-- Provided entries --
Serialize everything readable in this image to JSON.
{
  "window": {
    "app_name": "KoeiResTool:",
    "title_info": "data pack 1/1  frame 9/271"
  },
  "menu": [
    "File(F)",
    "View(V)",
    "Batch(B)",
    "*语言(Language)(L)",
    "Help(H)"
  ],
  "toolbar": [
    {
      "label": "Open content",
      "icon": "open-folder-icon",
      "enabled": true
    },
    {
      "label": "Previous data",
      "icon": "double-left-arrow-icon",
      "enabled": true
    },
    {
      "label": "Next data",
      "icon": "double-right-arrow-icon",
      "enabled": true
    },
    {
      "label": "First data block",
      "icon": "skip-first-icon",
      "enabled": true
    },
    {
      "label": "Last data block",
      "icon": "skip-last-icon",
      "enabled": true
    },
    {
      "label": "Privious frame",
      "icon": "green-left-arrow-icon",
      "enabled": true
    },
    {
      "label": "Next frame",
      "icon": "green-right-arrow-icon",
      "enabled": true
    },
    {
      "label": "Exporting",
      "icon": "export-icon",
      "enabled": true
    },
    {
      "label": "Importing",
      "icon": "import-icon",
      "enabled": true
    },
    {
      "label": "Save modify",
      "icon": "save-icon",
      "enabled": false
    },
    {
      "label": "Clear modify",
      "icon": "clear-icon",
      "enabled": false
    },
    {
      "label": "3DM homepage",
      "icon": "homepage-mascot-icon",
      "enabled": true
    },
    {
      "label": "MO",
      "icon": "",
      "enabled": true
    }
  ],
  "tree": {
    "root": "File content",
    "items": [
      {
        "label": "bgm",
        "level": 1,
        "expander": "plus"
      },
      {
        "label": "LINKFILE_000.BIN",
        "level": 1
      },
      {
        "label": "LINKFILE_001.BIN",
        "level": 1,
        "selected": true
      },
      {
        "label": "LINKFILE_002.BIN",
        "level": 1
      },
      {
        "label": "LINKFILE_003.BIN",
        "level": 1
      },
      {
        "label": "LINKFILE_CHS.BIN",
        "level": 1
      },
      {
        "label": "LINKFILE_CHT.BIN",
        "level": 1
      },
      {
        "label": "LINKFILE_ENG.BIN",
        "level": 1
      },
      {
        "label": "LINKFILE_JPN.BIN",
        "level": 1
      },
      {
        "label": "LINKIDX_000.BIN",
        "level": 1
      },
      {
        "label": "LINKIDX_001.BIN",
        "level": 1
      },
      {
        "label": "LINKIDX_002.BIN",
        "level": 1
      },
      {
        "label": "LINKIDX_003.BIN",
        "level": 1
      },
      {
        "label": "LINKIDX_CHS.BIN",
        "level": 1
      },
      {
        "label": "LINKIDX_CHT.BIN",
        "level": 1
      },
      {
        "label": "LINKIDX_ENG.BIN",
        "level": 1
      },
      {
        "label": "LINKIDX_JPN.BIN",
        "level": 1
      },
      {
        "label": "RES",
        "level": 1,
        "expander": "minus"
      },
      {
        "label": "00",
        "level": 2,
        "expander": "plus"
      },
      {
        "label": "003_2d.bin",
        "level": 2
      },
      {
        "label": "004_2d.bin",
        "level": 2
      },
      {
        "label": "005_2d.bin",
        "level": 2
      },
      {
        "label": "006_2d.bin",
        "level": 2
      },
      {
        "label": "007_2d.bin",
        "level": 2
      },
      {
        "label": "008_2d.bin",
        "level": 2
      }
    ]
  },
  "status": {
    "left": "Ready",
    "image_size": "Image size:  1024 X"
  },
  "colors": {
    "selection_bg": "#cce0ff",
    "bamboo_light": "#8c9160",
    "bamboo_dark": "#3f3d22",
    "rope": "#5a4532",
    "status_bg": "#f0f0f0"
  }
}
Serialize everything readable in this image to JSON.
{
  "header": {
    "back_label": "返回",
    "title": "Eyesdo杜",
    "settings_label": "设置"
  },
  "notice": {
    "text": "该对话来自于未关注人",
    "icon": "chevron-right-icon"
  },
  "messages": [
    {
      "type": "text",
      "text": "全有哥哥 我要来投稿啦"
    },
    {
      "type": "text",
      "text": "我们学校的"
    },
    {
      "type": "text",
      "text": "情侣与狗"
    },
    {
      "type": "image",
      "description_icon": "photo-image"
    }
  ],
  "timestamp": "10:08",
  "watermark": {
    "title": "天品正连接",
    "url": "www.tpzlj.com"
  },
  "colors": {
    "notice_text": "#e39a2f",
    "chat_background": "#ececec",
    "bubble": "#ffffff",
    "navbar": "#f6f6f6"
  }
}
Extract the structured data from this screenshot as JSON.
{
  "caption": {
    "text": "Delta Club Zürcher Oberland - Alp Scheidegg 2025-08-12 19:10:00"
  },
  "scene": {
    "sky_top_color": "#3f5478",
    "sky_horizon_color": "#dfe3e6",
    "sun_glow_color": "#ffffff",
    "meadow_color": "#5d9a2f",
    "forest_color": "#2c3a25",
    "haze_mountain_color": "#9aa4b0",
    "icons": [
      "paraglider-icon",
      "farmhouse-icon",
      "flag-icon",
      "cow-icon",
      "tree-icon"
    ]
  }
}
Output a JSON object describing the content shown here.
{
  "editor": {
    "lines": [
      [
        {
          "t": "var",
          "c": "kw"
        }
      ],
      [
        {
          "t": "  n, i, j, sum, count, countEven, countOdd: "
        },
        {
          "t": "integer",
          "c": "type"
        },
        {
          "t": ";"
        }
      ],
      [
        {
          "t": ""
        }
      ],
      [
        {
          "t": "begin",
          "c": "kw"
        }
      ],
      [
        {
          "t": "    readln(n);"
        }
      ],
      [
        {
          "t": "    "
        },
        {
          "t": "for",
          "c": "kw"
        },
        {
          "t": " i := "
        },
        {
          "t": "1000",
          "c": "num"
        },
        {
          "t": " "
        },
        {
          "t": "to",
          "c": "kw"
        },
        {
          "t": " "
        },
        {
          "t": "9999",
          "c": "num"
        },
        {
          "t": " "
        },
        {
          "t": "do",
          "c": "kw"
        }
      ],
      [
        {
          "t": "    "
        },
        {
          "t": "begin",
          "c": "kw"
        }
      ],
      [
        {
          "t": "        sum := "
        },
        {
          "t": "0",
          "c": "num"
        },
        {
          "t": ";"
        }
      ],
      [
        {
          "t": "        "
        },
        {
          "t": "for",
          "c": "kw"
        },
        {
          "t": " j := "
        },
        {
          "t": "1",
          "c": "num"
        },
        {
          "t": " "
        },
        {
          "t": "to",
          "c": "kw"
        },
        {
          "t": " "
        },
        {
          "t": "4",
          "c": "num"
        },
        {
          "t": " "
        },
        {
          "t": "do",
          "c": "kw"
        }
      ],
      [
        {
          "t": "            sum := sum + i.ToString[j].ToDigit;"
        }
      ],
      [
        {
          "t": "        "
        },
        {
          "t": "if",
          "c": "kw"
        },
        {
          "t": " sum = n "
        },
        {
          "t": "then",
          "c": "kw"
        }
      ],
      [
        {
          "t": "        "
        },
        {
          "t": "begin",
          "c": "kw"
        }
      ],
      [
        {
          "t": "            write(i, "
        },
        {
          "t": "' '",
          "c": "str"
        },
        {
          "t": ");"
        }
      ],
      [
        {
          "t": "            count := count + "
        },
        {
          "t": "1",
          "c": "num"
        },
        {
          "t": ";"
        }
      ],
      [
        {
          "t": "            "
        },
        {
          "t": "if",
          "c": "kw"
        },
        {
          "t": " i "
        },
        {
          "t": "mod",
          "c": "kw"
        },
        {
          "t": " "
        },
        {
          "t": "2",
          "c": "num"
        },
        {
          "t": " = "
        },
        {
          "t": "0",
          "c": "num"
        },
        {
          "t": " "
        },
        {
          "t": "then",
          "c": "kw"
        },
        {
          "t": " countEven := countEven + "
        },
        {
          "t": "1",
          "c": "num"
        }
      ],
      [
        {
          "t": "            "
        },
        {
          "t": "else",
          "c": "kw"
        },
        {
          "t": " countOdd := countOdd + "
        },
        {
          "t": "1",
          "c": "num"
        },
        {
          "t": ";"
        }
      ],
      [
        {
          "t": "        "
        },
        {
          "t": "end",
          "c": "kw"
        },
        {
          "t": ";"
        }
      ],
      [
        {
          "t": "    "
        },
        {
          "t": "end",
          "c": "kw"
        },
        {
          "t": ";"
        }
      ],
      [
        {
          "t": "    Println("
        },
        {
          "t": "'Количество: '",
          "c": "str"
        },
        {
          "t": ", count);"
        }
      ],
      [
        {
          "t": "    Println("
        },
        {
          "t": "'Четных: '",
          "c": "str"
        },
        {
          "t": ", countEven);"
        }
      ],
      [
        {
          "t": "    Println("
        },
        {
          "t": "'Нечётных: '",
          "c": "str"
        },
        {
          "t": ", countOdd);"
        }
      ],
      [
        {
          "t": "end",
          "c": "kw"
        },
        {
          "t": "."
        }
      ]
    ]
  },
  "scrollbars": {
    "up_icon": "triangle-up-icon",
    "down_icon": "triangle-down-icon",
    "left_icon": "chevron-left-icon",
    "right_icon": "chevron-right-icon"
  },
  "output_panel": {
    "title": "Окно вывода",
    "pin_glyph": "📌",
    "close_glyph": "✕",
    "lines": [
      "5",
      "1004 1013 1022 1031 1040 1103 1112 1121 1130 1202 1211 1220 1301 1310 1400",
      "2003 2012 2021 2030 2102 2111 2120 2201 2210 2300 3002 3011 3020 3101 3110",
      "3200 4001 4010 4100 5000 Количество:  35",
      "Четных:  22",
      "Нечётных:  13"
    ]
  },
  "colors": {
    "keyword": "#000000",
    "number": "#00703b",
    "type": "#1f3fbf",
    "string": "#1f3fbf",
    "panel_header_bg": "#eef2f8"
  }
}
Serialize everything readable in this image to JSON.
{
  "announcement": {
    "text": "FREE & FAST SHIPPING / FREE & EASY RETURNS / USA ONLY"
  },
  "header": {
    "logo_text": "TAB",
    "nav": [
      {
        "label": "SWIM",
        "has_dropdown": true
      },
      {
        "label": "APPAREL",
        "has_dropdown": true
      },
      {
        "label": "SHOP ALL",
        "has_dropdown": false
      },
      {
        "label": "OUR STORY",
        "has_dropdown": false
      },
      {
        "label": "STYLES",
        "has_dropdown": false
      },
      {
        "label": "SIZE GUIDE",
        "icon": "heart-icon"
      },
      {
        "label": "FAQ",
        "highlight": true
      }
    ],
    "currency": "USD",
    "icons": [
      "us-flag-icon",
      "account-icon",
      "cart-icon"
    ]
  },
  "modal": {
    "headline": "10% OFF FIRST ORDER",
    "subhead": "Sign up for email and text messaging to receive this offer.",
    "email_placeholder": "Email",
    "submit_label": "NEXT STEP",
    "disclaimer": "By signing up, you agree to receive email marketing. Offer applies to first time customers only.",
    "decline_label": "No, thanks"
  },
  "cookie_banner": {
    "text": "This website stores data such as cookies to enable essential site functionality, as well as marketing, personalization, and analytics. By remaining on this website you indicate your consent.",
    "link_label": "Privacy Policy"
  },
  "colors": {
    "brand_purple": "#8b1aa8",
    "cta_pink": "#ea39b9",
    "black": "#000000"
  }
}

-- Exercise requirements --
Give the number of lines in the records above that contain the word "triangle". Reply with that number alone.

-- Answer to the task --
2